▼
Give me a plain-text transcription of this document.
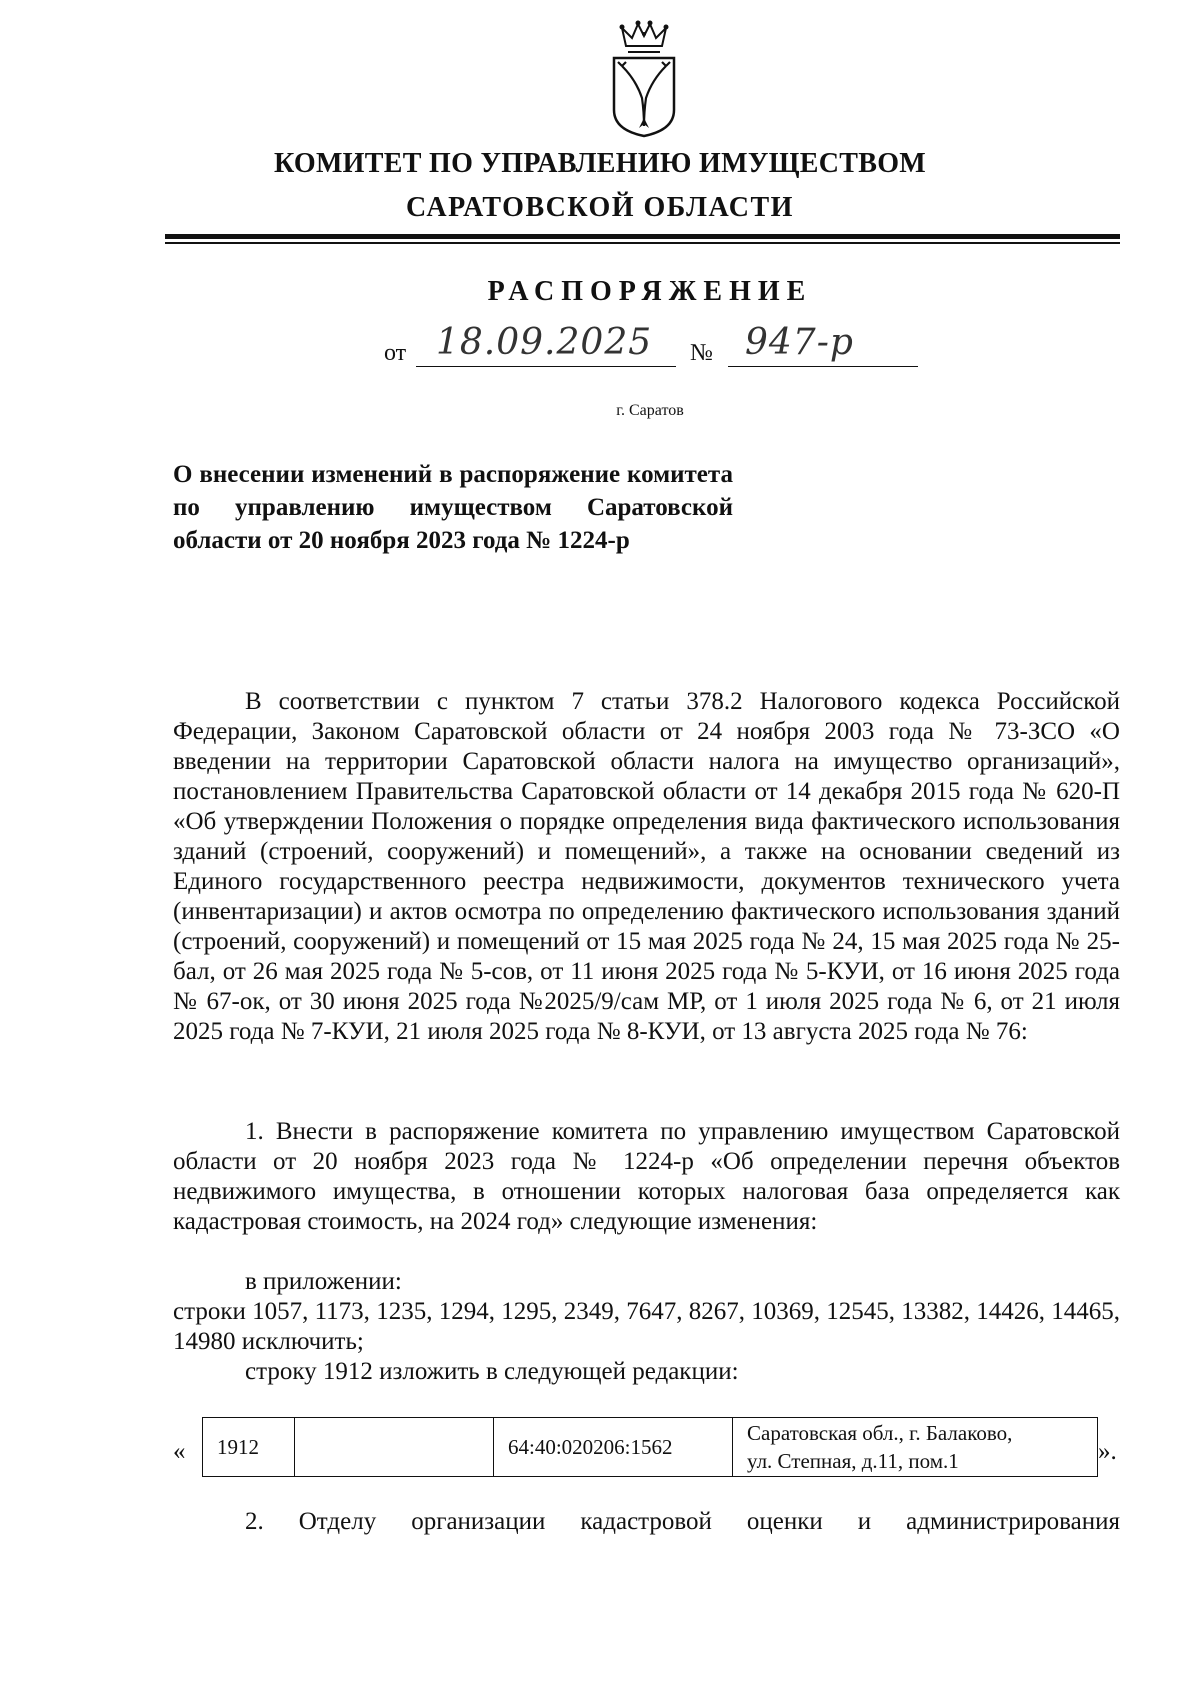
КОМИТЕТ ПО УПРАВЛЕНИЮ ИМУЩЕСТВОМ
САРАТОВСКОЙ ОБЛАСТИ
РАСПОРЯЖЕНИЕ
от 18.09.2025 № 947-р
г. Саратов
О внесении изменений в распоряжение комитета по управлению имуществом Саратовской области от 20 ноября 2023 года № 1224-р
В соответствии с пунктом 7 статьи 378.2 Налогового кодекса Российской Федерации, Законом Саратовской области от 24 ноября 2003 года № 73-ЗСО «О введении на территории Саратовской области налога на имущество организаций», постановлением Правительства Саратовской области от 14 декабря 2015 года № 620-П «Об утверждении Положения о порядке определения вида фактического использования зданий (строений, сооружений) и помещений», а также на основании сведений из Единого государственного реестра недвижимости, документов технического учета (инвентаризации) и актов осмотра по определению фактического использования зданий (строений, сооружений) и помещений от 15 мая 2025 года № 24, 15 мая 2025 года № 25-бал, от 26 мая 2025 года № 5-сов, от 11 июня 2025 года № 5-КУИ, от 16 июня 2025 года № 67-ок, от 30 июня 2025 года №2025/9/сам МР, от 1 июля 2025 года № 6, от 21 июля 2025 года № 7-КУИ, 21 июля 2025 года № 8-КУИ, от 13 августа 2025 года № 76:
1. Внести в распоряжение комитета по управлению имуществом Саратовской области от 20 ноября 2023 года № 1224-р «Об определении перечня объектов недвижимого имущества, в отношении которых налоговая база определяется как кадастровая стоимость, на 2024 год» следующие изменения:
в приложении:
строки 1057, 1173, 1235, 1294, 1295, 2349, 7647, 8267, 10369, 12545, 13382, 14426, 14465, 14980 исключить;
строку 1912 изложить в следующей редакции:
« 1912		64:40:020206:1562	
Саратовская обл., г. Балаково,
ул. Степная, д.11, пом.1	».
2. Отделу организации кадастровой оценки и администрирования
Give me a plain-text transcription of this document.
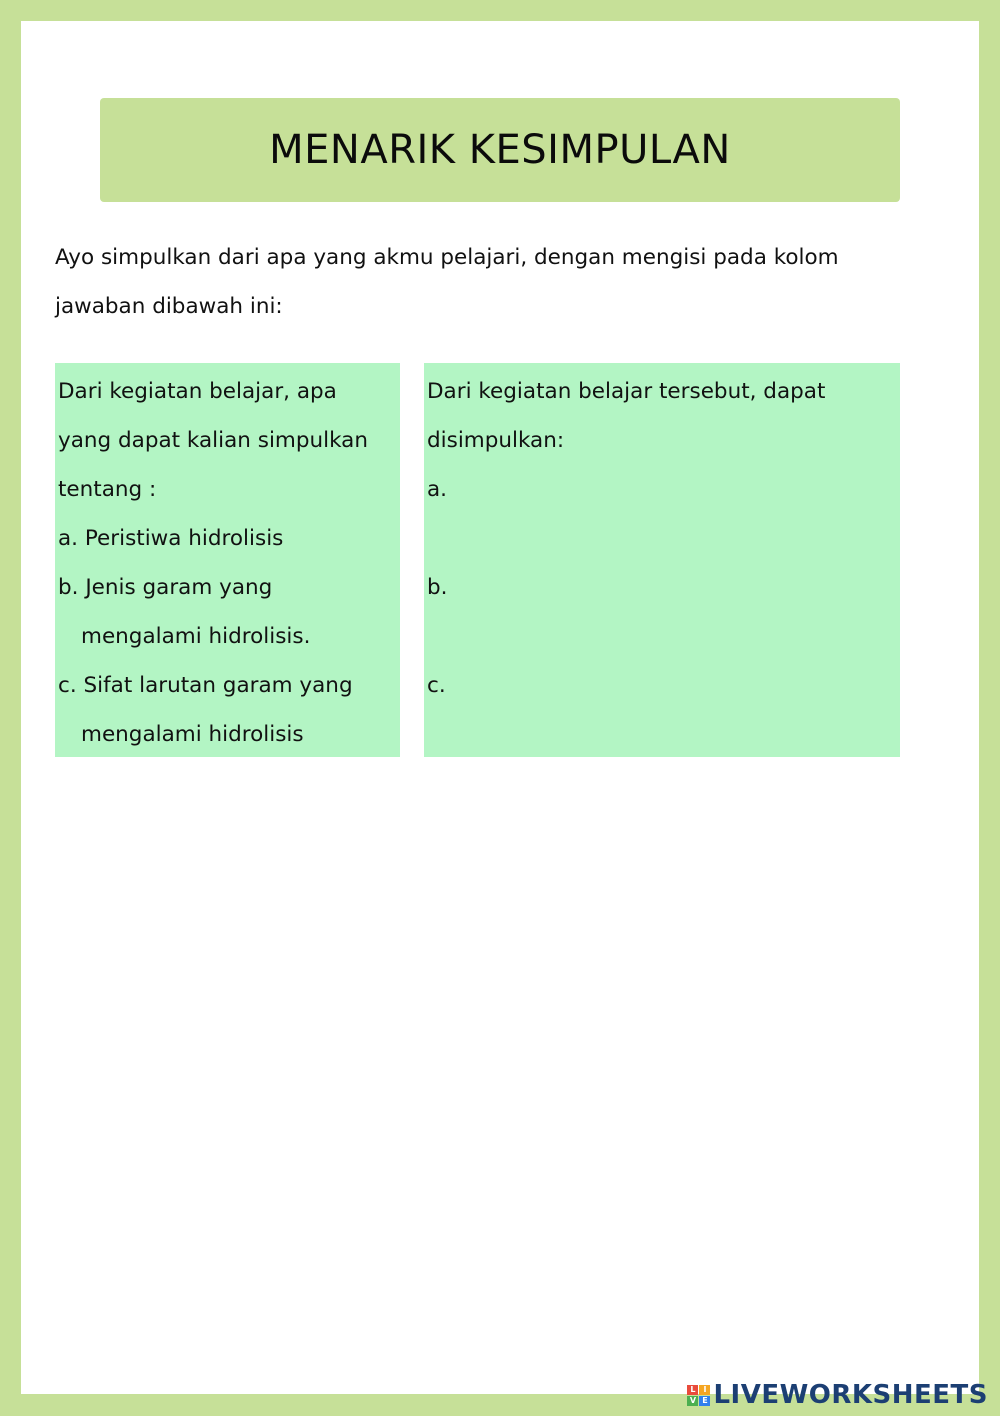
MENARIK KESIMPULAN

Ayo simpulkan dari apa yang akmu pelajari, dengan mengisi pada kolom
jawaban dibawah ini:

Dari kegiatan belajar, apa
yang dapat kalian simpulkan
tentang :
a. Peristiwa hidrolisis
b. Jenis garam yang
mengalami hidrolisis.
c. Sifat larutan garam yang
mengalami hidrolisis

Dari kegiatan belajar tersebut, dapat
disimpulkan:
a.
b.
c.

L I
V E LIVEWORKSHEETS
▲
### Exercise
Every entry above is to be set down exactly; the pictures are to be left out.

### Result of the exercise
Give me a plain-text transcription of this document.
КОМИТЕТ ПО УПРАВЛЕНИЮ ИМУЩЕСТВОМ
САРАТОВСКОЙ ОБЛАСТИ
РАСПОРЯЖЕНИЕ
от 18.09.2025 № 947-р
г. Саратов
О внесении изменений в распоряжение комитета по управлению имуществом Саратовской области от 20 ноября 2023 года № 1224-р
В соответствии с пунктом 7 статьи 378.2 Налогового кодекса Российской Федерации, Законом Саратовской области от 24 ноября 2003 года № 73-ЗСО «О введении на территории Саратовской области налога на имущество организаций», постановлением Правительства Саратовской области от 14 декабря 2015 года № 620-П «Об утверждении Положения о порядке определения вида фактического использования зданий (строений, сооружений) и помещений», а также на основании сведений из Единого государственного реестра недвижимости, документов технического учета (инвентаризации) и актов осмотра по определению фактического использования зданий (строений, сооружений) и помещений от 15 мая 2025 года № 24, 15 мая 2025 года № 25-бал, от 26 мая 2025 года № 5-сов, от 11 июня 2025 года № 5-КУИ, от 16 июня 2025 года № 67-ок, от 30 июня 2025 года №2025/9/сам МР, от 1 июля 2025 года № 6, от 21 июля 2025 года № 7-КУИ, 21 июля 2025 года № 8-КУИ, от 13 августа 2025 года № 76:
1. Внести в распоряжение комитета по управлению имуществом Саратовской области от 20 ноября 2023 года № 1224-р «Об определении перечня объектов недвижимого имущества, в отношении которых налоговая база определяется как кадастровая стоимость, на 2024 год» следующие изменения:
в приложении:
строки 1057, 1173, 1235, 1294, 1295, 2349, 7647, 8267, 10369, 12545, 13382, 14426, 14465, 14980 исключить;
строку 1912 изложить в следующей редакции:
« 1912		64:40:020206:1562	
Саратовская обл., г. Балаково,
ул. Степная, д.11, пом.1	».
2. Отделу организации кадастровой оценки и администрирования
Give me a plain-text transcription of this document.
MENARIK KESIMPULAN

Ayo simpulkan dari apa yang akmu pelajari, dengan mengisi pada kolom
jawaban dibawah ini:

Dari kegiatan belajar, apa
yang dapat kalian simpulkan
tentang :
a. Peristiwa hidrolisis
b. Jenis garam yang
mengalami hidrolisis.
c. Sifat larutan garam yang
mengalami hidrolisis

Dari kegiatan belajar tersebut, dapat
disimpulkan:
a.
b.
c.

L I
V E LIVEWORKSHEETS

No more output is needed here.